-- MATERIAL FOR THIS TASK start --

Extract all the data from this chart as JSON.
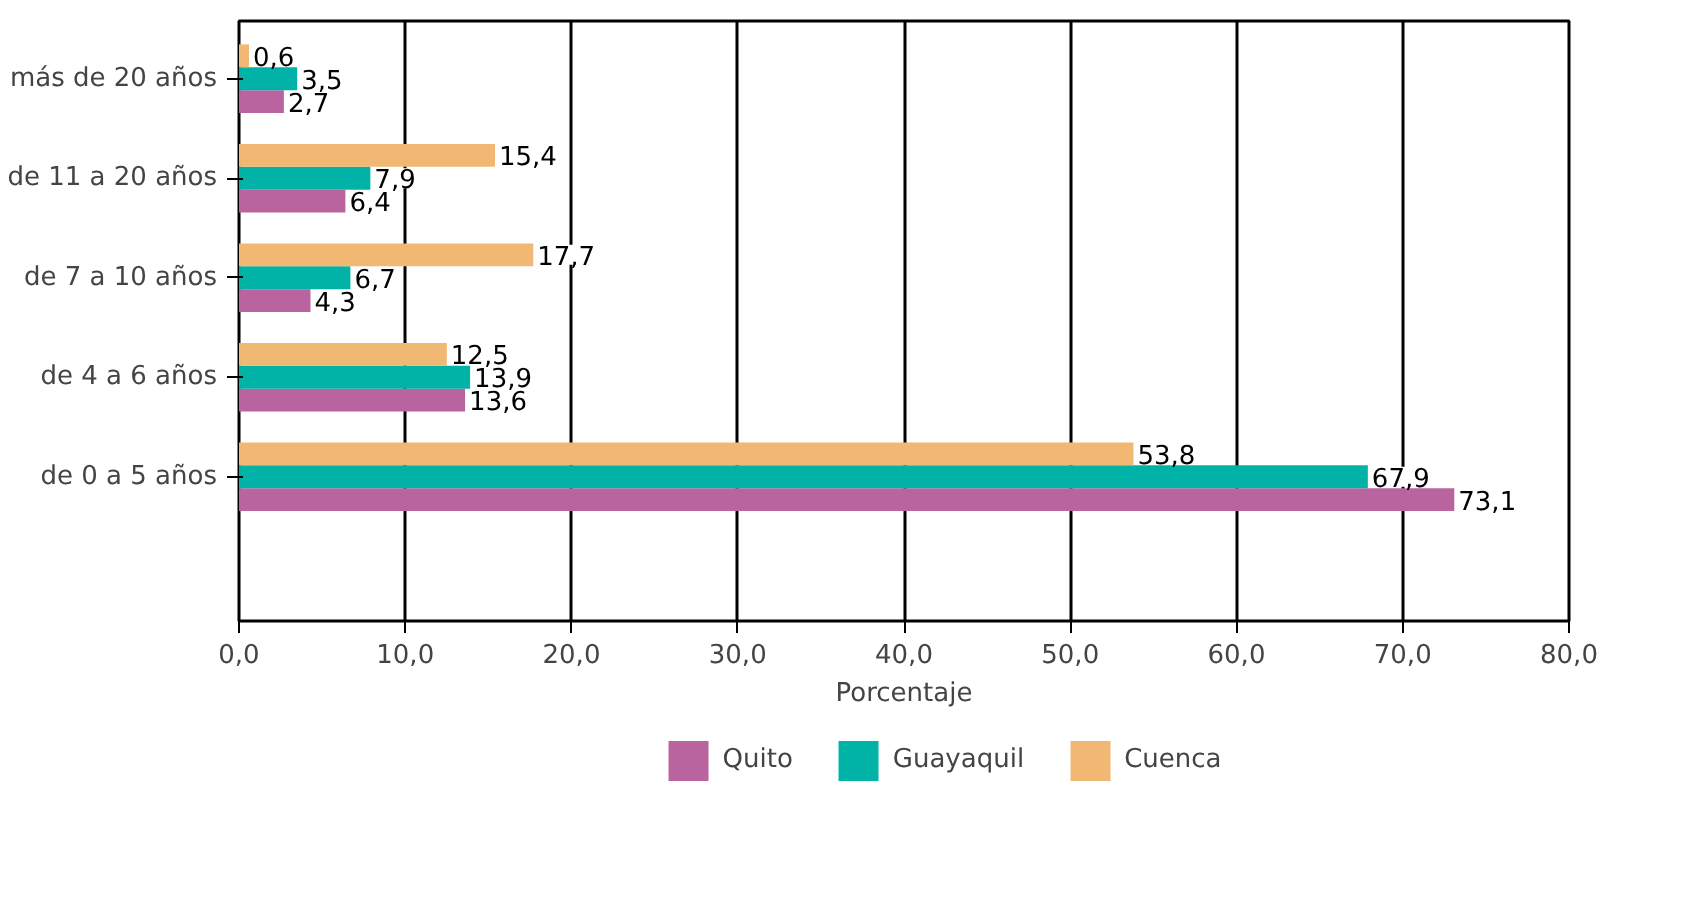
{
  "chart_data": {
    "type": "bar",
    "orientation": "horizontal",
    "xlabel": "Porcentaje",
    "categories": [
      "más de 20 años",
      "de 11 a 20 años",
      "de 7 a 10 años",
      "de 4 a 6 años",
      "de 0 a 5 años"
    ],
    "series": [
      {
        "name": "Quito",
        "color": "#b9649f",
        "values": [
          2.7,
          6.4,
          4.3,
          13.6,
          73.1
        ],
        "value_labels": [
          "2,7",
          "6,4",
          "4,3",
          "13,6",
          "73,1"
        ]
      },
      {
        "name": "Guayaquil",
        "color": "#00b3a6",
        "values": [
          3.5,
          7.9,
          6.7,
          13.9,
          67.9
        ],
        "value_labels": [
          "3,5",
          "7,9",
          "6,7",
          "13,9",
          "67,9"
        ]
      },
      {
        "name": "Cuenca",
        "color": "#f0b872",
        "values": [
          0.6,
          15.4,
          17.7,
          12.5,
          53.8
        ],
        "value_labels": [
          "0,6",
          "15,4",
          "17,7",
          "12,5",
          "53,8"
        ]
      }
    ],
    "xlim": [
      0,
      80
    ],
    "xticks": [
      {
        "value": 0,
        "label": "0,0"
      },
      {
        "value": 10,
        "label": "10,0"
      },
      {
        "value": 20,
        "label": "20,0"
      },
      {
        "value": 30,
        "label": "30,0"
      },
      {
        "value": 40,
        "label": "40,0"
      },
      {
        "value": 50,
        "label": "50,0"
      },
      {
        "value": 60,
        "label": "60,0"
      },
      {
        "value": 70,
        "label": "70,0"
      },
      {
        "value": 80,
        "label": "80,0"
      }
    ],
    "grid": "x",
    "legend": "bottom"
  }
}
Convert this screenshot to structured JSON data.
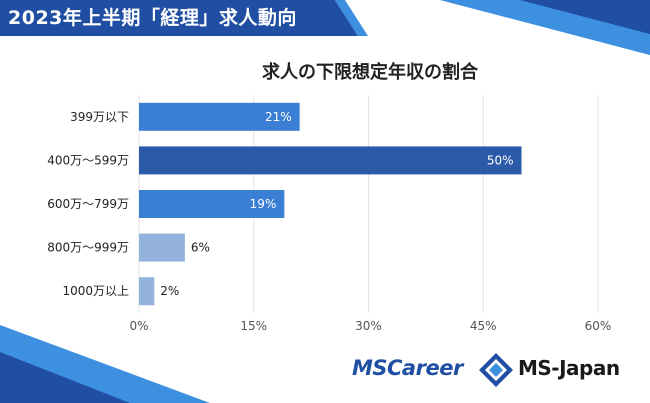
{
  "header": {
    "title": "2023年上半期「経理」求人動向"
  },
  "chart_data": {
    "type": "bar",
    "orientation": "horizontal",
    "title": "求人の下限想定年収の割合",
    "categories": [
      "399万以下",
      "400万～599万",
      "600万～799万",
      "800万～999万",
      "1000万以上"
    ],
    "values": [
      21,
      50,
      19,
      6,
      2
    ],
    "data_labels": [
      "21%",
      "50%",
      "19%",
      "6%",
      "2%"
    ],
    "bar_colors": [
      "#3b7fd4",
      "#2b5aa8",
      "#3b7fd4",
      "#93b3de",
      "#93b3de"
    ],
    "xlim": [
      0,
      60
    ],
    "xticks": [
      0,
      15,
      30,
      45,
      60
    ],
    "xtick_labels": [
      "0%",
      "15%",
      "30%",
      "45%",
      "60%"
    ],
    "grid": true,
    "xlabel": "",
    "ylabel": ""
  },
  "logos": {
    "mscareer": "MSCareer",
    "msjapan": "MS-Japan"
  },
  "colors": {
    "brand_dark": "#1f4ea3",
    "brand_light": "#3d8fe0",
    "grid": "#e3e3e3"
  }
}
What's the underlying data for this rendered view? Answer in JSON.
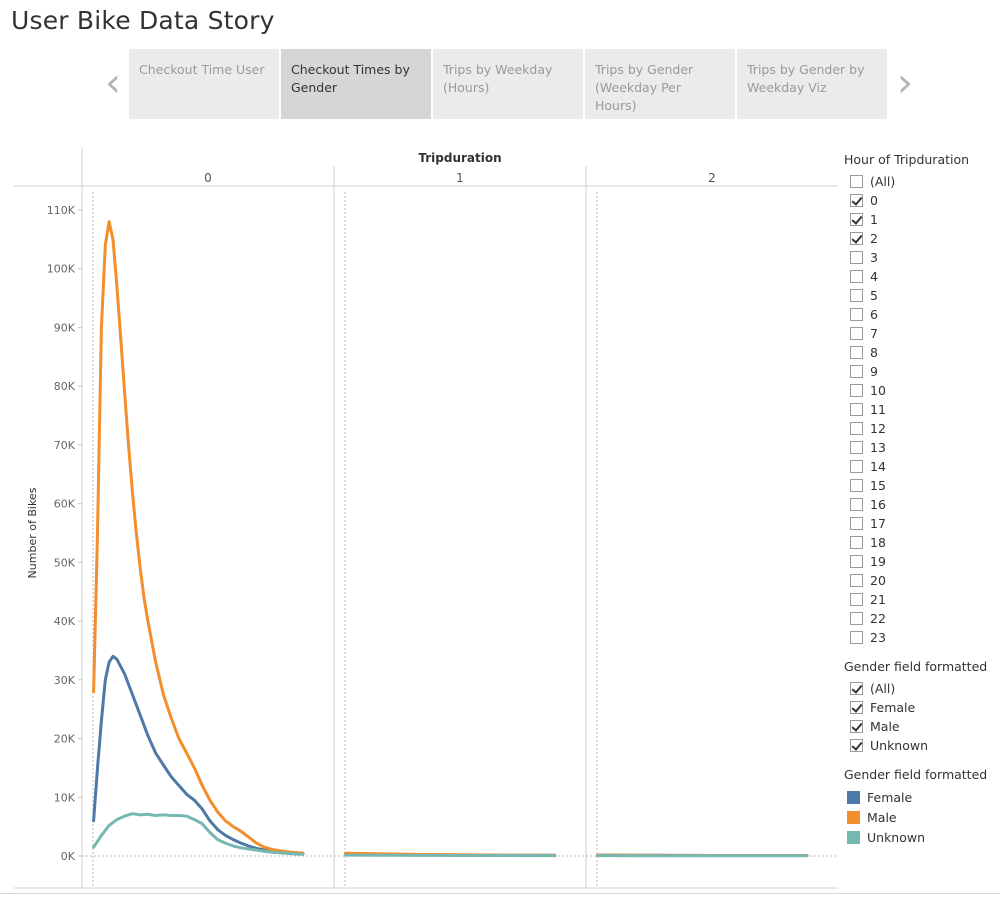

-- MATERIAL FOR THIS TASK end --

GOAL OF THE EXERCISE:
Keep every word of the data as it is when you write it out, but drop the pictures.

RESULT FOR THIS TASK:
Extract all the data from this chart as JSON.
{
  "chart_data": {
    "type": "bar",
    "orientation": "horizontal",
    "xlabel": "Porcentaje",
    "categories": [
      "más de 20 años",
      "de 11 a 20 años",
      "de 7 a 10 años",
      "de 4 a 6 años",
      "de 0 a 5 años"
    ],
    "series": [
      {
        "name": "Quito",
        "color": "#b9649f",
        "values": [
          2.7,
          6.4,
          4.3,
          13.6,
          73.1
        ],
        "value_labels": [
          "2,7",
          "6,4",
          "4,3",
          "13,6",
          "73,1"
        ]
      },
      {
        "name": "Guayaquil",
        "color": "#00b3a6",
        "values": [
          3.5,
          7.9,
          6.7,
          13.9,
          67.9
        ],
        "value_labels": [
          "3,5",
          "7,9",
          "6,7",
          "13,9",
          "67,9"
        ]
      },
      {
        "name": "Cuenca",
        "color": "#f0b872",
        "values": [
          0.6,
          15.4,
          17.7,
          12.5,
          53.8
        ],
        "value_labels": [
          "0,6",
          "15,4",
          "17,7",
          "12,5",
          "53,8"
        ]
      }
    ],
    "xlim": [
      0,
      80
    ],
    "xticks": [
      {
        "value": 0,
        "label": "0,0"
      },
      {
        "value": 10,
        "label": "10,0"
      },
      {
        "value": 20,
        "label": "20,0"
      },
      {
        "value": 30,
        "label": "30,0"
      },
      {
        "value": 40,
        "label": "40,0"
      },
      {
        "value": 50,
        "label": "50,0"
      },
      {
        "value": 60,
        "label": "60,0"
      },
      {
        "value": 70,
        "label": "70,0"
      },
      {
        "value": 80,
        "label": "80,0"
      }
    ],
    "grid": "x",
    "legend": "bottom"
  }
}
Convert this screenshot to structured JSON data.
{
  "header": {
    "title": "2023年上半期「経理」求人動向"
  },
  "chart_data": {
    "type": "bar",
    "orientation": "horizontal",
    "title": "求人の下限想定年収の割合",
    "categories": [
      "399万以下",
      "400万～599万",
      "600万～799万",
      "800万～999万",
      "1000万以上"
    ],
    "values": [
      21,
      50,
      19,
      6,
      2
    ],
    "data_labels": [
      "21%",
      "50%",
      "19%",
      "6%",
      "2%"
    ],
    "bar_colors": [
      "#3b7fd4",
      "#2b5aa8",
      "#3b7fd4",
      "#93b3de",
      "#93b3de"
    ],
    "xlim": [
      0,
      60
    ],
    "xticks": [
      0,
      15,
      30,
      45,
      60
    ],
    "xtick_labels": [
      "0%",
      "15%",
      "30%",
      "45%",
      "60%"
    ],
    "grid": true,
    "xlabel": "",
    "ylabel": ""
  },
  "logos": {
    "mscareer": "MSCareer",
    "msjapan": "MS-Japan"
  },
  "colors": {
    "brand_dark": "#1f4ea3",
    "brand_light": "#3d8fe0",
    "grid": "#e3e3e3"
  }
}
What's the underlying data for this rendered view? Answer in JSON.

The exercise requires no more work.